Written task | Lines holding the string "name" are the ones to copy; find them all in the data.

Provided entries |
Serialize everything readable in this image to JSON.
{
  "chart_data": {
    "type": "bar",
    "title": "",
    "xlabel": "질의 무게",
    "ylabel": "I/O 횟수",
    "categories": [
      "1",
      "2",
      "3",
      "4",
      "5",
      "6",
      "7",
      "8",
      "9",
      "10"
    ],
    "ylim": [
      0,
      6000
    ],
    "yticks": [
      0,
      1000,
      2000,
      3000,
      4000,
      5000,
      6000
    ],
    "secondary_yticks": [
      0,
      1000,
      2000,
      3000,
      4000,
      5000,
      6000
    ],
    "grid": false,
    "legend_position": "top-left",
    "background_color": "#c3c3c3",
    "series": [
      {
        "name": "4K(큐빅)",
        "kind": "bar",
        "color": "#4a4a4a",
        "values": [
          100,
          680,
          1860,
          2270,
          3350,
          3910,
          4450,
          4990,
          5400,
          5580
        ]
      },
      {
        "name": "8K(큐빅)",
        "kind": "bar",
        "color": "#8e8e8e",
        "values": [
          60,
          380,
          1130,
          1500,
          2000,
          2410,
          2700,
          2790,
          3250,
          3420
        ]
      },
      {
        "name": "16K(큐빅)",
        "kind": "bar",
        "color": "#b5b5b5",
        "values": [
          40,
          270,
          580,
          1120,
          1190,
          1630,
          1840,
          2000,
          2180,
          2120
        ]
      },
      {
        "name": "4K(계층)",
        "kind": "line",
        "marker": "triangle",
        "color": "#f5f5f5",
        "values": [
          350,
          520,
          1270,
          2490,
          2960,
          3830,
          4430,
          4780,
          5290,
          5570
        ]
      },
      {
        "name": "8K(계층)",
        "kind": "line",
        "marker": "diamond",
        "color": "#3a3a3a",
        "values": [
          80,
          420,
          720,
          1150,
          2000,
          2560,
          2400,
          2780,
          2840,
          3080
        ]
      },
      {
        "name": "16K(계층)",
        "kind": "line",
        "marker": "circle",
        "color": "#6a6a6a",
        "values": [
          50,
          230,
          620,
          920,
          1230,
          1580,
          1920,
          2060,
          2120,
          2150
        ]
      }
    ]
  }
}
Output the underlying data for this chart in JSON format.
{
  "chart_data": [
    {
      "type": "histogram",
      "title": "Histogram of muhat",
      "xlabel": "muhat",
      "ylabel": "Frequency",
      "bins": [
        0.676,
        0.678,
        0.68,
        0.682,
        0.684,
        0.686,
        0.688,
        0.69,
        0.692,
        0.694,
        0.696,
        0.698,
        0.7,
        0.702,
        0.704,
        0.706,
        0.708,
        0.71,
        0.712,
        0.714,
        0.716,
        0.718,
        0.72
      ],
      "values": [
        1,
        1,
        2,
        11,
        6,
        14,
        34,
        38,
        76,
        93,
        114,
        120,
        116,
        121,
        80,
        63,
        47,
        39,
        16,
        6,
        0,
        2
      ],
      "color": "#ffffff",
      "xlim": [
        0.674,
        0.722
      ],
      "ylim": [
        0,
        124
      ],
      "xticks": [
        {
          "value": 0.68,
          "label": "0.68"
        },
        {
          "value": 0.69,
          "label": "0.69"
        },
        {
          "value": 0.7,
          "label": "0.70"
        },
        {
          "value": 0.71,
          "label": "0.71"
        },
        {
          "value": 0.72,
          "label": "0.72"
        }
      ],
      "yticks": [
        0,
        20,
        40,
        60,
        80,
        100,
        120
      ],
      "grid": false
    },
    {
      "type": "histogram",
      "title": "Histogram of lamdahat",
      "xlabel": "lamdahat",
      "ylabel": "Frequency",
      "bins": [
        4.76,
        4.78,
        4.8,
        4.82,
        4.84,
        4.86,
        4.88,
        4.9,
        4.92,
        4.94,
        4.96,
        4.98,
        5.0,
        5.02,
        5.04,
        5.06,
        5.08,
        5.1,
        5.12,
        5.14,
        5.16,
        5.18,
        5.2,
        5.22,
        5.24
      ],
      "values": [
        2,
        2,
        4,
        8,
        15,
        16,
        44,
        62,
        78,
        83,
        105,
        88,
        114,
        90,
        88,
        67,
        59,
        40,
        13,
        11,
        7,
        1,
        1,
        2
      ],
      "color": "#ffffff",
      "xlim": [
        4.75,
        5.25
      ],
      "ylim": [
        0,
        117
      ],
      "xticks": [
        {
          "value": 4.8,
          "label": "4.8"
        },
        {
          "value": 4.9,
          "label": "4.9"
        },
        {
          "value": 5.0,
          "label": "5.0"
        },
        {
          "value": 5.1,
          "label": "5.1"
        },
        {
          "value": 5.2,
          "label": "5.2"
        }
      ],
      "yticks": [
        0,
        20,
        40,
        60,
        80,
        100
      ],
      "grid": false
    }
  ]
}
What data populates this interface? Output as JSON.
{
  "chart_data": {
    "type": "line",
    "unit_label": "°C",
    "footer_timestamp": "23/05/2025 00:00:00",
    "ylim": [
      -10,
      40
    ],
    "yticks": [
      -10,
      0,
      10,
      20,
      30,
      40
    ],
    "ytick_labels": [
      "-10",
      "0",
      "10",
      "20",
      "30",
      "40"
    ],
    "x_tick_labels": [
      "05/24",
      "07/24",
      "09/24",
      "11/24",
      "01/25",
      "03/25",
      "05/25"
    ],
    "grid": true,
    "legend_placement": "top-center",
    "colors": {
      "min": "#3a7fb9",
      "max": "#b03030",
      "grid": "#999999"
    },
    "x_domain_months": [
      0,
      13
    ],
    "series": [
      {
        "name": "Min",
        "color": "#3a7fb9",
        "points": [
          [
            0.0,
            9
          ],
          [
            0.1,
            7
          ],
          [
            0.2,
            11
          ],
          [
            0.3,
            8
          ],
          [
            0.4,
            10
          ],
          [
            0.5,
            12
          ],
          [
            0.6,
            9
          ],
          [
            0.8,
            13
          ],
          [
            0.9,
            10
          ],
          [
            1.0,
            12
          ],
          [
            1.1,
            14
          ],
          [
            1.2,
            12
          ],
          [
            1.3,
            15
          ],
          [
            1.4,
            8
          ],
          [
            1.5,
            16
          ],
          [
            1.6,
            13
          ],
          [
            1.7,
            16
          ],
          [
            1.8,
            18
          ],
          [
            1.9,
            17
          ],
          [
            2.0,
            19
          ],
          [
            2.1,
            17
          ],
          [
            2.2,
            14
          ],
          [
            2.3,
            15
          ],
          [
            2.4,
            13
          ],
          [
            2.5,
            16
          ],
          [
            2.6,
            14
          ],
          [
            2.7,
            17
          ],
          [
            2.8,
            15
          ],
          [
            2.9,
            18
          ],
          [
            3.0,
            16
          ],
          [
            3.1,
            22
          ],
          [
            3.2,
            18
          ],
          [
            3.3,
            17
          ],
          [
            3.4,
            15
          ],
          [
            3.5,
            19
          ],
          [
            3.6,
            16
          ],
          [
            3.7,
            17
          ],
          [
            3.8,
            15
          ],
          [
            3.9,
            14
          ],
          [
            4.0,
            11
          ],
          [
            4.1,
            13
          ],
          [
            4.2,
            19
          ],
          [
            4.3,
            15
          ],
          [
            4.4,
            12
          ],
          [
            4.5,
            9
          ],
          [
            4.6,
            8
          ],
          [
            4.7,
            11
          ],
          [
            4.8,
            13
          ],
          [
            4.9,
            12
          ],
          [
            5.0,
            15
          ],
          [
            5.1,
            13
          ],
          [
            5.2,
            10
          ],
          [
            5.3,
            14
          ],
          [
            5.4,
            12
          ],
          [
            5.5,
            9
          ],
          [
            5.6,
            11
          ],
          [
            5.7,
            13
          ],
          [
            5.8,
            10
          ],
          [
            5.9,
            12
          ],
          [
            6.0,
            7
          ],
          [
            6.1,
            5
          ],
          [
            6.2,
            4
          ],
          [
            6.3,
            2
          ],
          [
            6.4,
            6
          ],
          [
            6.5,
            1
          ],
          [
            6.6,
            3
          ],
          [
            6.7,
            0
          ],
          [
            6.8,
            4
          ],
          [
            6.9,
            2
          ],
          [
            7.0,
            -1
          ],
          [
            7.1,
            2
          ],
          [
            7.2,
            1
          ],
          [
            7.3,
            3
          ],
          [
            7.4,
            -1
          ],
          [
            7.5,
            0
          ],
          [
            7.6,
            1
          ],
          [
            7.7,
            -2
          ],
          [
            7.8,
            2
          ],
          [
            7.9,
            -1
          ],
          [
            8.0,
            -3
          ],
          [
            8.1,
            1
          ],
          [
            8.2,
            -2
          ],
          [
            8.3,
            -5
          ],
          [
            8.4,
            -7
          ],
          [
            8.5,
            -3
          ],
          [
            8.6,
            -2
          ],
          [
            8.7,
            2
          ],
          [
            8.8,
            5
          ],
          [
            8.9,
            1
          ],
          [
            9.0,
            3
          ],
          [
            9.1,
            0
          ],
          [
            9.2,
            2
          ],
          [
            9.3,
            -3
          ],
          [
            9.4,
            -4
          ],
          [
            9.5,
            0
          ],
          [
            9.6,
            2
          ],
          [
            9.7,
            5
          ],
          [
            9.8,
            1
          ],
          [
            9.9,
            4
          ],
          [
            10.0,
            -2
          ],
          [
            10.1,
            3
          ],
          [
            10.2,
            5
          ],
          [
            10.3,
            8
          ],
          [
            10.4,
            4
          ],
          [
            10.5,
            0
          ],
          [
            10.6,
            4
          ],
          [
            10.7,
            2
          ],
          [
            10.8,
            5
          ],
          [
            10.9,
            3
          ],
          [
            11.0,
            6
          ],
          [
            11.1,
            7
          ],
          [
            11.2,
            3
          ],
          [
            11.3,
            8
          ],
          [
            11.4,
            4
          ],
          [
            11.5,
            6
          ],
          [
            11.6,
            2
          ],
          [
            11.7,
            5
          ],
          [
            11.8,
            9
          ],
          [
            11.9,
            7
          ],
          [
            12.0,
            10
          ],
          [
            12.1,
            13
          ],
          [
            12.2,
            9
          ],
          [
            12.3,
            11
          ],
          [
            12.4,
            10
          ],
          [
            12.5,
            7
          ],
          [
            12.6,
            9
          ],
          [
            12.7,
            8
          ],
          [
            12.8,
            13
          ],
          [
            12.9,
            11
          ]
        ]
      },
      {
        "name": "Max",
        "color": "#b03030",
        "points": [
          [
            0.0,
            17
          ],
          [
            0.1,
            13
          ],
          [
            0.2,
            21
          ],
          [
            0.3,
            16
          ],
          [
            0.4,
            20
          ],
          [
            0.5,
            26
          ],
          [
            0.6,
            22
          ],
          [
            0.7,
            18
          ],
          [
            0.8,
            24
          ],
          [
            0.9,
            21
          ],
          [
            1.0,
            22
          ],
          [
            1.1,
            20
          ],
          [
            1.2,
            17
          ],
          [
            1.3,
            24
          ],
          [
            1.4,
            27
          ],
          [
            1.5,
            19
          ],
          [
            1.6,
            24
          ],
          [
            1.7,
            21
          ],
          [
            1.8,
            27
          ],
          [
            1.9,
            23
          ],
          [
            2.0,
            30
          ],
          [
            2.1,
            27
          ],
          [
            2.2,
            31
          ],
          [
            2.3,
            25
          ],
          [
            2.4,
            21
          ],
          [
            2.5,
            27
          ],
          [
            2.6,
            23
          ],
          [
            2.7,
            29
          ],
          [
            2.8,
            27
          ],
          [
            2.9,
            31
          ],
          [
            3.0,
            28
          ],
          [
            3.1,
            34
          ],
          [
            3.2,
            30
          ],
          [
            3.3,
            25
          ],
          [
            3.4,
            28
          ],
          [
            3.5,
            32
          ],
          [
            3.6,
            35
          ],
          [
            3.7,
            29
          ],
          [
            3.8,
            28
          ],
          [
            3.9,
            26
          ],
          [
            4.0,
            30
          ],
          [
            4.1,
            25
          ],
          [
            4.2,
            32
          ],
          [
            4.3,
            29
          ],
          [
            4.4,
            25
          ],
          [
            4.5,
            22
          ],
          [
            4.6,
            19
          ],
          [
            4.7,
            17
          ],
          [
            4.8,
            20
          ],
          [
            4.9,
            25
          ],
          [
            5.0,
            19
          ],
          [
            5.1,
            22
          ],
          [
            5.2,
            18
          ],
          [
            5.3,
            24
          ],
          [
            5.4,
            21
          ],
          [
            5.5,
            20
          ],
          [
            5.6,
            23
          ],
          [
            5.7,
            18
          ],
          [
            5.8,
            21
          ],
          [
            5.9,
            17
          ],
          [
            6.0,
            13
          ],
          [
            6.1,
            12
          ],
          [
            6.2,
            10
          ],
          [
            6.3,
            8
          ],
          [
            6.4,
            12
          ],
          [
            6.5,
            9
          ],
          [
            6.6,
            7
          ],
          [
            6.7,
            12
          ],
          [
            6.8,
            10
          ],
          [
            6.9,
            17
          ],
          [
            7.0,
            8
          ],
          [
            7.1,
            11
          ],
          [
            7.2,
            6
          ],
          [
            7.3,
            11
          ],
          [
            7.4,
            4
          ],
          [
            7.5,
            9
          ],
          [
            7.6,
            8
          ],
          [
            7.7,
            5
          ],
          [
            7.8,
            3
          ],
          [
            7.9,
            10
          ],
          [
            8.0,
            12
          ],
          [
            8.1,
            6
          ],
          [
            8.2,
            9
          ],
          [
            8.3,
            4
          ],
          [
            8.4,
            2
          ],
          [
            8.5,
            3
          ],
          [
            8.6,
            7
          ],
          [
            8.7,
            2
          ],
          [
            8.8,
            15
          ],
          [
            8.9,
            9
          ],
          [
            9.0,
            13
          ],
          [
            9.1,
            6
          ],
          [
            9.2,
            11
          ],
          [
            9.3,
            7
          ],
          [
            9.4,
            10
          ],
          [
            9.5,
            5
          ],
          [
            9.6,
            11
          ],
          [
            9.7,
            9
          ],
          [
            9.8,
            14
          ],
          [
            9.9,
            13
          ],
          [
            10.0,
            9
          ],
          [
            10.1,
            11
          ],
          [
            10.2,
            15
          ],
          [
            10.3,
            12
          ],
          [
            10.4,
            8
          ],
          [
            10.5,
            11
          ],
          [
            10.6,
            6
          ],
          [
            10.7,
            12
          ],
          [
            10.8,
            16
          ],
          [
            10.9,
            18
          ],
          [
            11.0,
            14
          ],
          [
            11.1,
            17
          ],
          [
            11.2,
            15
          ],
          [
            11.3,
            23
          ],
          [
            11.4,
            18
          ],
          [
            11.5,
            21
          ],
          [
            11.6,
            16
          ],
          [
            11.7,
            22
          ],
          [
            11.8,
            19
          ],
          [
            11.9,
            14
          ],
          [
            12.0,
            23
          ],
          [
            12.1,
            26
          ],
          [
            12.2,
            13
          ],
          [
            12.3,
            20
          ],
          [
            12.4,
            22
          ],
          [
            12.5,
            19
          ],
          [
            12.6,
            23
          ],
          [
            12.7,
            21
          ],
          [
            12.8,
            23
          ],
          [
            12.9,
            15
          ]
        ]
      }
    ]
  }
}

Correct result |
        "name": "4K(큐빅)",
        "name": "8K(큐빅)",
        "name": "16K(큐빅)",
        "name": "4K(계층)",
        "name": "8K(계층)",
        "name": "16K(계층)",
        "name": "Min",
        "name": "Max",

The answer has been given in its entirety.